**The problem**
Transcribe each entry below exactly. Pictures do not go in the copy.
··· Exercise materials ···
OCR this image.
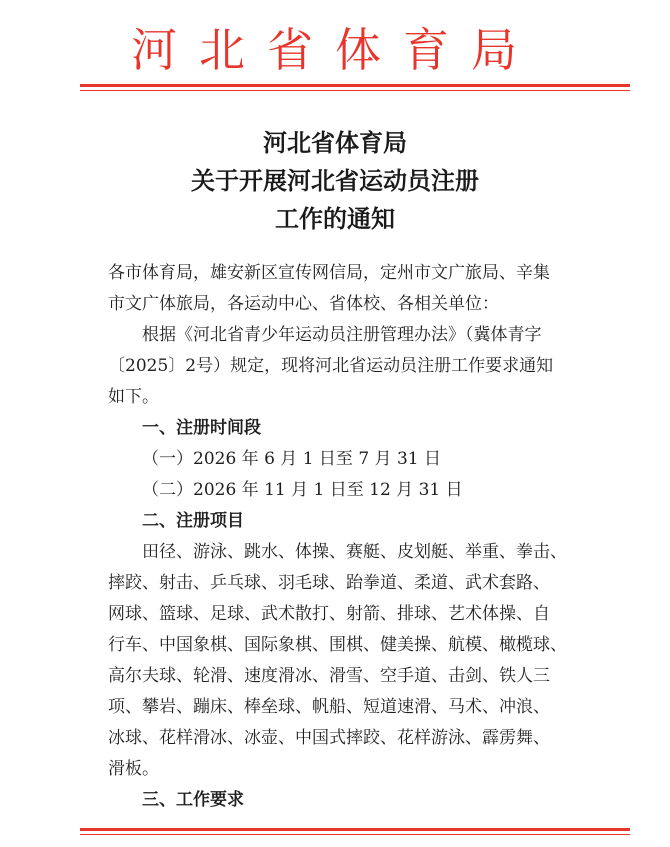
河北省体育局
河北省体育局
关于开展河北省运动员注册
工作的通知
各市体育局，雄安新区宣传网信局，定州市文广旅局、辛集
市文广体旅局，各运动中心、省体校、各相关单位：
根据《河北省青少年运动员注册管理办法》（冀体青字
〔2025〕2号）规定，现将河北省运动员注册工作要求通知
如下。
一、注册时间段
（一）2026 年 6 月 1 日至 7 月 31 日
（二）2026 年 11 月 1 日至 12 月 31 日
二、注册项目
田径、游泳、跳水、体操、赛艇、皮划艇、举重、拳击、
摔跤、射击、乒乓球、羽毛球、跆拳道、柔道、武术套路、
网球、篮球、足球、武术散打、射箭、排球、艺术体操、自
行车、中国象棋、国际象棋、围棋、健美操、航模、橄榄球、
高尔夫球、轮滑、速度滑冰、滑雪、空手道、击剑、铁人三
项、攀岩、蹦床、棒垒球、帆船、短道速滑、马术、冲浪、
冰球、花样滑冰、冰壶、中国式摔跤、花样游泳、霹雳舞、
滑板。
三、工作要求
···
**Full output**
OCR this image.
河北省体育局
河北省体育局
关于开展河北省运动员注册
工作的通知
各市体育局，雄安新区宣传网信局，定州市文广旅局、辛集
市文广体旅局，各运动中心、省体校、各相关单位：
根据《河北省青少年运动员注册管理办法》（冀体青字
〔2025〕2号）规定，现将河北省运动员注册工作要求通知
如下。
一、注册时间段
（一）2026 年 6 月 1 日至 7 月 31 日
（二）2026 年 11 月 1 日至 12 月 31 日
二、注册项目
田径、游泳、跳水、体操、赛艇、皮划艇、举重、拳击、
摔跤、射击、乒乓球、羽毛球、跆拳道、柔道、武术套路、
网球、篮球、足球、武术散打、射箭、排球、艺术体操、自
行车、中国象棋、国际象棋、围棋、健美操、航模、橄榄球、
高尔夫球、轮滑、速度滑冰、滑雪、空手道、击剑、铁人三
项、攀岩、蹦床、棒垒球、帆船、短道速滑、马术、冲浪、
冰球、花样滑冰、冰壶、中国式摔跤、花样游泳、霹雳舞、
滑板。
三、工作要求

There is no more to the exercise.